**WHAT NEEDS TO BE DONE:** Reproduce every line of the following records verbatim, keeping each character and the original order unchanged.

______________________________

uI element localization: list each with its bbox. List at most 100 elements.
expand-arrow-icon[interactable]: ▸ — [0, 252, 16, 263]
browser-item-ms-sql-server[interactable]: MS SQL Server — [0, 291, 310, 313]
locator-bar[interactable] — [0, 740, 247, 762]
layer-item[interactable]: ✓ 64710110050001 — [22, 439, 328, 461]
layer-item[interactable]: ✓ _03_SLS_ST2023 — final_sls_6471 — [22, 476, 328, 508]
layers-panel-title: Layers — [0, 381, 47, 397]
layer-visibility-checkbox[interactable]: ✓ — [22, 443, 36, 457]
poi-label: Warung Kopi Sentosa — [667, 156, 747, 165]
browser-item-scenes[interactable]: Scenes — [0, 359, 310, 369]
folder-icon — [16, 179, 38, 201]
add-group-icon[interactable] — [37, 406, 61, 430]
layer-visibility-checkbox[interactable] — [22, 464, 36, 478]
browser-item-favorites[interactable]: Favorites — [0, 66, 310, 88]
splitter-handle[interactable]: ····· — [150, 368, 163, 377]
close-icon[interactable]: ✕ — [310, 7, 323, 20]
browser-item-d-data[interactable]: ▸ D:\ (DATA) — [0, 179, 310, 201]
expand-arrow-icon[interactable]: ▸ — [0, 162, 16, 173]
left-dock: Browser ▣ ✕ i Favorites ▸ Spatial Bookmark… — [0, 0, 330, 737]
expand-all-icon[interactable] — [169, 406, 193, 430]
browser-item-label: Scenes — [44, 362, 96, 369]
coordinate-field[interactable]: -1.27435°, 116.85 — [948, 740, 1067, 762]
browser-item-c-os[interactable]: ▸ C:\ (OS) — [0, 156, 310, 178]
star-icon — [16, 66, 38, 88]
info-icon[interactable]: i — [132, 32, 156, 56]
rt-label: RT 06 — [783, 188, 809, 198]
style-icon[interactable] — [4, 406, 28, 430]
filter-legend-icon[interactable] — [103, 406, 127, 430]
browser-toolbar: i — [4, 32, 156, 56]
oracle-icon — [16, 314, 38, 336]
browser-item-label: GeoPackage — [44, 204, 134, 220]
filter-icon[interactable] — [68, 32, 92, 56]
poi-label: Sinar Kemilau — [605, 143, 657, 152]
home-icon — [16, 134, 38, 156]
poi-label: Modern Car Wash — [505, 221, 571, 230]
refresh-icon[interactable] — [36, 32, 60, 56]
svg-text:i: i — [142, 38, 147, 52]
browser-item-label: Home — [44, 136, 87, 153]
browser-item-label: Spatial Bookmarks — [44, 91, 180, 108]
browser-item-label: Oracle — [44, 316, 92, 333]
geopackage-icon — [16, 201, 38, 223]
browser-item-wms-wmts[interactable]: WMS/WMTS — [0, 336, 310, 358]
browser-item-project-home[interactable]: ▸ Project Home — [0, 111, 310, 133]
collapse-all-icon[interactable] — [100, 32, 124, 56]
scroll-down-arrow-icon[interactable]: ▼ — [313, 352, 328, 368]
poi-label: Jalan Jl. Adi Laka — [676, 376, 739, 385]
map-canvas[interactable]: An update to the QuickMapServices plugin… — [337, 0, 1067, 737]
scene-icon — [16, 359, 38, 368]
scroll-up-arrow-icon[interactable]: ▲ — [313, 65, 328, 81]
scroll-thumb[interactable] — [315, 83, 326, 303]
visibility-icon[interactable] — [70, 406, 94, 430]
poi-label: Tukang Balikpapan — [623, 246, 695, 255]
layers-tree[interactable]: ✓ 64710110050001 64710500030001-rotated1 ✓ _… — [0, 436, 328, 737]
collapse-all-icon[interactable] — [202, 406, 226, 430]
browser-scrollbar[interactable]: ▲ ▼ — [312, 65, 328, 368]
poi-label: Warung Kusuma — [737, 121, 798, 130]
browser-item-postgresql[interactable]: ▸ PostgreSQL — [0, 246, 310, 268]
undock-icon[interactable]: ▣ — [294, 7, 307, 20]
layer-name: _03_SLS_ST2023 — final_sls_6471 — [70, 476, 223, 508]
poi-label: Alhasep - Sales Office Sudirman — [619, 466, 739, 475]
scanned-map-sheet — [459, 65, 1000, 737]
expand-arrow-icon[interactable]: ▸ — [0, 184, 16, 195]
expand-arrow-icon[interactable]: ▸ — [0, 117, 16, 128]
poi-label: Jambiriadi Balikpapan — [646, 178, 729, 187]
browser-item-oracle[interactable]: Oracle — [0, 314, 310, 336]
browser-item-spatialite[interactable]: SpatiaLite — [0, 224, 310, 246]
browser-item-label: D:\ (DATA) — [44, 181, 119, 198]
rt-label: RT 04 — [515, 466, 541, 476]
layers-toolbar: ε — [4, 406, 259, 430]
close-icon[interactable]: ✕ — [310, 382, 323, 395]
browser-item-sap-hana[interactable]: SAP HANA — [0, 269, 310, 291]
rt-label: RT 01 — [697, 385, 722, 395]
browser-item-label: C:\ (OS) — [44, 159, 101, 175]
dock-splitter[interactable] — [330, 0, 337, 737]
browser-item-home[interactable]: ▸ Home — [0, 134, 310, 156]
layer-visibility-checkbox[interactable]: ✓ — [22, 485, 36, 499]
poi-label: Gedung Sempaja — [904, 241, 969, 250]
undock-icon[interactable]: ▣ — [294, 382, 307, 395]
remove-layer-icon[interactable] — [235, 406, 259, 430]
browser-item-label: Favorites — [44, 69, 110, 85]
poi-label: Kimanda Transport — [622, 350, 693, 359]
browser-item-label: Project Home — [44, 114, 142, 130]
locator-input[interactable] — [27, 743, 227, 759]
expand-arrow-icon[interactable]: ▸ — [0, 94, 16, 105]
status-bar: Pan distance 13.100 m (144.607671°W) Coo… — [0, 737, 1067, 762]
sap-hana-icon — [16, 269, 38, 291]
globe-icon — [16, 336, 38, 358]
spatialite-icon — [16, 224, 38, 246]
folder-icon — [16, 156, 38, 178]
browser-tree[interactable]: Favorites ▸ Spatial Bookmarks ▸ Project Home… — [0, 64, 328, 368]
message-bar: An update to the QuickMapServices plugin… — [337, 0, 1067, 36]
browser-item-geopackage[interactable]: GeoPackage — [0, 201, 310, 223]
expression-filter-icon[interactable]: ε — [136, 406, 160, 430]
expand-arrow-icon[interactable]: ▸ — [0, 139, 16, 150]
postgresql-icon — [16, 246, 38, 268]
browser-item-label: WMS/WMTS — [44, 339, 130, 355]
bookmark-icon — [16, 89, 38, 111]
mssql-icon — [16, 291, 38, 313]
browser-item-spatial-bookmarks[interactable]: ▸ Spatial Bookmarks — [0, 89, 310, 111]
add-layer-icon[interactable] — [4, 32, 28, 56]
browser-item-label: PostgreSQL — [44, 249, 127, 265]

______________________________

**THE RESULT:**
uI element localization: list each with its bbox. List at most 100 elements.
expand-arrow-icon[interactable]: ▸ — [0, 252, 16, 263]
browser-item-ms-sql-server[interactable]: MS SQL Server — [0, 291, 310, 313]
locator-bar[interactable] — [0, 740, 247, 762]
layer-item[interactable]: ✓ 64710110050001 — [22, 439, 328, 461]
layer-item[interactable]: ✓ _03_SLS_ST2023 — final_sls_6471 — [22, 476, 328, 508]
layers-panel-title: Layers — [0, 381, 47, 397]
layer-visibility-checkbox[interactable]: ✓ — [22, 443, 36, 457]
poi-label: Warung Kopi Sentosa — [667, 156, 747, 165]
browser-item-scenes[interactable]: Scenes — [0, 359, 310, 369]
folder-icon — [16, 179, 38, 201]
add-group-icon[interactable] — [37, 406, 61, 430]
layer-visibility-checkbox[interactable] — [22, 464, 36, 478]
browser-item-favorites[interactable]: Favorites — [0, 66, 310, 88]
splitter-handle[interactable]: ····· — [150, 368, 163, 377]
close-icon[interactable]: ✕ — [310, 7, 323, 20]
browser-item-d-data[interactable]: ▸ D:\ (DATA) — [0, 179, 310, 201]
expand-arrow-icon[interactable]: ▸ — [0, 162, 16, 173]
left-dock: Browser ▣ ✕ i Favorites ▸ Spatial Bookmark… — [0, 0, 330, 737]
expand-all-icon[interactable] — [169, 406, 193, 430]
browser-item-label: Scenes — [44, 362, 96, 369]
coordinate-field[interactable]: -1.27435°, 116.85 — [948, 740, 1067, 762]
browser-item-c-os[interactable]: ▸ C:\ (OS) — [0, 156, 310, 178]
star-icon — [16, 66, 38, 88]
info-icon[interactable]: i — [132, 32, 156, 56]
rt-label: RT 06 — [783, 188, 809, 198]
style-icon[interactable] — [4, 406, 28, 430]
filter-legend-icon[interactable] — [103, 406, 127, 430]
browser-toolbar: i — [4, 32, 156, 56]
oracle-icon — [16, 314, 38, 336]
browser-item-label: GeoPackage — [44, 204, 134, 220]
filter-icon[interactable] — [68, 32, 92, 56]
poi-label: Sinar Kemilau — [605, 143, 657, 152]
home-icon — [16, 134, 38, 156]
poi-label: Modern Car Wash — [505, 221, 571, 230]
refresh-icon[interactable] — [36, 32, 60, 56]
svg-text:i: i — [142, 38, 147, 52]
browser-item-label: Home — [44, 136, 87, 153]
browser-item-label: Spatial Bookmarks — [44, 91, 180, 108]
browser-item-label: Oracle — [44, 316, 92, 333]
geopackage-icon — [16, 201, 38, 223]
browser-item-wms-wmts[interactable]: WMS/WMTS — [0, 336, 310, 358]
browser-item-project-home[interactable]: ▸ Project Home — [0, 111, 310, 133]
collapse-all-icon[interactable] — [100, 32, 124, 56]
scroll-down-arrow-icon[interactable]: ▼ — [313, 352, 328, 368]
poi-label: Jalan Jl. Adi Laka — [676, 376, 739, 385]
map-canvas[interactable]: An update to the QuickMapServices plugin… — [337, 0, 1067, 737]
scene-icon — [16, 359, 38, 368]
scroll-up-arrow-icon[interactable]: ▲ — [313, 65, 328, 81]
scroll-thumb[interactable] — [315, 83, 326, 303]
visibility-icon[interactable] — [70, 406, 94, 430]
poi-label: Tukang Balikpapan — [623, 246, 695, 255]
layers-tree[interactable]: ✓ 64710110050001 64710500030001-rotated1 ✓ _… — [0, 436, 328, 737]
collapse-all-icon[interactable] — [202, 406, 226, 430]
browser-scrollbar[interactable]: ▲ ▼ — [312, 65, 328, 368]
poi-label: Warung Kusuma — [737, 121, 798, 130]
browser-item-postgresql[interactable]: ▸ PostgreSQL — [0, 246, 310, 268]
undock-icon[interactable]: ▣ — [294, 7, 307, 20]
layer-name: _03_SLS_ST2023 — final_sls_6471 — [70, 476, 223, 508]
poi-label: Alhasep - Sales Office Sudirman — [619, 466, 739, 475]
scanned-map-sheet — [459, 65, 1000, 737]
expand-arrow-icon[interactable]: ▸ — [0, 184, 16, 195]
expand-arrow-icon[interactable]: ▸ — [0, 117, 16, 128]
poi-label: Jambiriadi Balikpapan — [646, 178, 729, 187]
browser-item-oracle[interactable]: Oracle — [0, 314, 310, 336]
browser-item-spatialite[interactable]: SpatiaLite — [0, 224, 310, 246]
browser-item-label: D:\ (DATA) — [44, 181, 119, 198]
rt-label: RT 04 — [515, 466, 541, 476]
layers-toolbar: ε — [4, 406, 259, 430]
close-icon[interactable]: ✕ — [310, 382, 323, 395]
browser-item-sap-hana[interactable]: SAP HANA — [0, 269, 310, 291]
rt-label: RT 01 — [697, 385, 722, 395]
browser-item-label: C:\ (OS) — [44, 159, 101, 175]
dock-splitter[interactable] — [330, 0, 337, 737]
browser-item-home[interactable]: ▸ Home — [0, 134, 310, 156]
layer-visibility-checkbox[interactable]: ✓ — [22, 485, 36, 499]
poi-label: Gedung Sempaja — [904, 241, 969, 250]
undock-icon[interactable]: ▣ — [294, 382, 307, 395]
remove-layer-icon[interactable] — [235, 406, 259, 430]
browser-item-label: Favorites — [44, 69, 110, 85]
poi-label: Kimanda Transport — [622, 350, 693, 359]
browser-item-label: Project Home — [44, 114, 142, 130]
locator-input[interactable] — [27, 743, 227, 759]
expand-arrow-icon[interactable]: ▸ — [0, 94, 16, 105]
status-bar: Pan distance 13.100 m (144.607671°W) Coo… — [0, 737, 1067, 762]
sap-hana-icon — [16, 269, 38, 291]
globe-icon — [16, 336, 38, 358]
spatialite-icon — [16, 224, 38, 246]
folder-icon — [16, 156, 38, 178]
browser-tree[interactable]: Favorites ▸ Spatial Bookmarks ▸ Project Home… — [0, 64, 328, 368]
message-bar: An update to the QuickMapServices plugin… — [337, 0, 1067, 36]
browser-item-geopackage[interactable]: GeoPackage — [0, 201, 310, 223]
expression-filter-icon[interactable]: ε — [136, 406, 160, 430]
expand-arrow-icon[interactable]: ▸ — [0, 139, 16, 150]
postgresql-icon — [16, 246, 38, 268]
browser-item-label: WMS/WMTS — [44, 339, 130, 355]
bookmark-icon — [16, 89, 38, 111]
mssql-icon — [16, 291, 38, 313]
browser-item-spatial-bookmarks[interactable]: ▸ Spatial Bookmarks — [0, 89, 310, 111]
add-layer-icon[interactable] — [4, 32, 28, 56]
browser-item-label: PostgreSQL — [44, 249, 127, 265]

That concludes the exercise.